Given problem
In the listing below, count each line containing "More" and answer with the count only.

Materials provided
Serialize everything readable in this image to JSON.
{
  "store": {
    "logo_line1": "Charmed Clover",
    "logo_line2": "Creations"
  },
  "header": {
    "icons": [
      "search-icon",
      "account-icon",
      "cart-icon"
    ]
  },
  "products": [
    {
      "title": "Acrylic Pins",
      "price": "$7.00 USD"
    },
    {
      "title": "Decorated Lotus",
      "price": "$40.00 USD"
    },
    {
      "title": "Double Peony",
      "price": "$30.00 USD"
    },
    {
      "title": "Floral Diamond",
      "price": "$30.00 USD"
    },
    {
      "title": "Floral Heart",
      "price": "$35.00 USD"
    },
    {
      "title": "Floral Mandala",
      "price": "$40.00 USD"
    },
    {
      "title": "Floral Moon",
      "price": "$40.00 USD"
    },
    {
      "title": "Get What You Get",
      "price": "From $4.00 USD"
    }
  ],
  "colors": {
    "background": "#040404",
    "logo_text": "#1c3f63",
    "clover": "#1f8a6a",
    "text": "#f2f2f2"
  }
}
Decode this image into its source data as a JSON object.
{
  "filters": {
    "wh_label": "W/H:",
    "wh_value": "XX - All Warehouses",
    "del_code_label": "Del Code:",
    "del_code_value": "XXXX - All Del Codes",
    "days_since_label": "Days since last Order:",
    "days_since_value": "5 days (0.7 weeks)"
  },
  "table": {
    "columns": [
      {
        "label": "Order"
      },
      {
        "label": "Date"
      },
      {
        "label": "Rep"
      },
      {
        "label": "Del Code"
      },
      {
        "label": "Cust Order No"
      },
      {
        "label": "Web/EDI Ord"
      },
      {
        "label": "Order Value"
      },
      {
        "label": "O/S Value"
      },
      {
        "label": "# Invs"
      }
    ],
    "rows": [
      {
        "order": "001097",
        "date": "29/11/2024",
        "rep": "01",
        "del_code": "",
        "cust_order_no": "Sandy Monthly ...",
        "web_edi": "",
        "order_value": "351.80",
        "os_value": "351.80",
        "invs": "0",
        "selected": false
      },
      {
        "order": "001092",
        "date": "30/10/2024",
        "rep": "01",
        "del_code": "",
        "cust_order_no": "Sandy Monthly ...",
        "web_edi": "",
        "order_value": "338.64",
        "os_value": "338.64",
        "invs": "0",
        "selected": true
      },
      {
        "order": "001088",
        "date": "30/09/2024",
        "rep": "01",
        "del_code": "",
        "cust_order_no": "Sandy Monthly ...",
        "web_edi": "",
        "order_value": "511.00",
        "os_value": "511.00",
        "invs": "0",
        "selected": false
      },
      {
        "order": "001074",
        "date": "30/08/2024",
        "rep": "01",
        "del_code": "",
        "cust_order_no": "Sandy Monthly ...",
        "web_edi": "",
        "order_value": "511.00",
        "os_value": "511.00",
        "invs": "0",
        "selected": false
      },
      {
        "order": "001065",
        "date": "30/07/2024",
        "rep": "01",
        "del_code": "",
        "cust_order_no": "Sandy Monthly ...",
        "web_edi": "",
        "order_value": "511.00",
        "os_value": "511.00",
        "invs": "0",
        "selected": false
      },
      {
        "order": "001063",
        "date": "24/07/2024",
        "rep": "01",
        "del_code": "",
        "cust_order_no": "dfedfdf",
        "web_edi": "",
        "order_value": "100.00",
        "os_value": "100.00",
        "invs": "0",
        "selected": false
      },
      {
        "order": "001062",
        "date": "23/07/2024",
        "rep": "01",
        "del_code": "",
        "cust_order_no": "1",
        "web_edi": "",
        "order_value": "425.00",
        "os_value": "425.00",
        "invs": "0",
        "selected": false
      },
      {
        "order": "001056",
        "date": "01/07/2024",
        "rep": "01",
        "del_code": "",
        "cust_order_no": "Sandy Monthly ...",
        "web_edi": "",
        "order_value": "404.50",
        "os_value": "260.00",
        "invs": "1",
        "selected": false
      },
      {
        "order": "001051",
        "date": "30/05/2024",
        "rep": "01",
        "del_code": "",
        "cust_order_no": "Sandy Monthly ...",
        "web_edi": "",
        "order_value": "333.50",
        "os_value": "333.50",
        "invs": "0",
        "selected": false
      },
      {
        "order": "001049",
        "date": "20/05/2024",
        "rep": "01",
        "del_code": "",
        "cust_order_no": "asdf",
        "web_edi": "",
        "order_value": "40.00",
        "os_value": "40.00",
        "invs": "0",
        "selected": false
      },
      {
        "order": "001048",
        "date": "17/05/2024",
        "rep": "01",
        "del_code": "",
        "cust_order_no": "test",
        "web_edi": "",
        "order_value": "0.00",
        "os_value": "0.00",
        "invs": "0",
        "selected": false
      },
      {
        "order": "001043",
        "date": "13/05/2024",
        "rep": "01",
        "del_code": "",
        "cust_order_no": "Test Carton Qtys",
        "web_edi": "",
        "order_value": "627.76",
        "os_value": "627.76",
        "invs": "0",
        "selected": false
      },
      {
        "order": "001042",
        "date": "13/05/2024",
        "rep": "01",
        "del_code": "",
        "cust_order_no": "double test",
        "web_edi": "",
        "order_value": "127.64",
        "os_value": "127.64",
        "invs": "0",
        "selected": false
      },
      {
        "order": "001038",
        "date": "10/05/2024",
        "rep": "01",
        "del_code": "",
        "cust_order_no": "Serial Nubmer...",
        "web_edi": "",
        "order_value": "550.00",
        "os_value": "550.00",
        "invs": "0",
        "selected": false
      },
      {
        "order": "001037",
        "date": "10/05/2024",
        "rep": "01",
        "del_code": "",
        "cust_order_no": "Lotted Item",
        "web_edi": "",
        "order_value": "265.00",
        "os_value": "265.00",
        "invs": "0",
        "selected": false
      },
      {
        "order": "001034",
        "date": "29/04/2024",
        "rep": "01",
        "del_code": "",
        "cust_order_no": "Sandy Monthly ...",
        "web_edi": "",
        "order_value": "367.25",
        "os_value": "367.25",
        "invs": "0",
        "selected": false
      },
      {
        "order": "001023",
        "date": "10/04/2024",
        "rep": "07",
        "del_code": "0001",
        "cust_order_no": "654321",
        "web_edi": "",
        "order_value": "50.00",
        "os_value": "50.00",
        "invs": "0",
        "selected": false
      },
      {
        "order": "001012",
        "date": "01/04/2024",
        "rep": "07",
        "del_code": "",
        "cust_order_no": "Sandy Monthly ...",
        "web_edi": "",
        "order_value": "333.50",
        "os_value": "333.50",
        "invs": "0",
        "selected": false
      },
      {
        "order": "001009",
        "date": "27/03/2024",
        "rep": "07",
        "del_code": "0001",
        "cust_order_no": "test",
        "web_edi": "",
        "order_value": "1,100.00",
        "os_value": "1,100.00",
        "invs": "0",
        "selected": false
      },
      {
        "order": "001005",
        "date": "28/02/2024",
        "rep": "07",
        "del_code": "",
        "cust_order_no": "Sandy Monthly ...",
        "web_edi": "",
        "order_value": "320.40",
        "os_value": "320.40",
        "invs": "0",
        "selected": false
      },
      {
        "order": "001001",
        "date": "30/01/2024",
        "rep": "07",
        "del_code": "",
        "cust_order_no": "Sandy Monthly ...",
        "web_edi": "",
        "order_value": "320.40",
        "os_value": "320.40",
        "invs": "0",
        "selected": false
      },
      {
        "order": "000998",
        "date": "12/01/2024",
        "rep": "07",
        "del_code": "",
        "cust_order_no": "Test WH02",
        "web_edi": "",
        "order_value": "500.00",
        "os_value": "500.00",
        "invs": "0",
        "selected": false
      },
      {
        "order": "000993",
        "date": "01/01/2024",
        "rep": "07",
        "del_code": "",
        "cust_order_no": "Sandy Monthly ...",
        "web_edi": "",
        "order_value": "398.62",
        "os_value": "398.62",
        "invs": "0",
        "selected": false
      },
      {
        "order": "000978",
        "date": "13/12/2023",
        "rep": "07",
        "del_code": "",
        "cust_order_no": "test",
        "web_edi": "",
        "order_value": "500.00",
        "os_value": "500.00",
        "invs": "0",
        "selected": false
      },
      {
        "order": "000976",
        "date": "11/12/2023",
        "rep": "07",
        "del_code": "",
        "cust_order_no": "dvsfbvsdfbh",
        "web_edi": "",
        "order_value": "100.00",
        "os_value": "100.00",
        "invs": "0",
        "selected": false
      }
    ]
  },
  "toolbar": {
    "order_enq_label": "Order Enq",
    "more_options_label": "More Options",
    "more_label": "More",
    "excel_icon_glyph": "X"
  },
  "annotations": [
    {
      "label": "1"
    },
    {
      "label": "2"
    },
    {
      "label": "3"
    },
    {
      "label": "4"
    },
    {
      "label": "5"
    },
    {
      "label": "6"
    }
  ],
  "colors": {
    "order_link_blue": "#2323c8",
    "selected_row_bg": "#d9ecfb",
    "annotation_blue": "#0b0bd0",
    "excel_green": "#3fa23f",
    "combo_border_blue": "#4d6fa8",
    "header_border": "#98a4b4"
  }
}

Answer to the task
2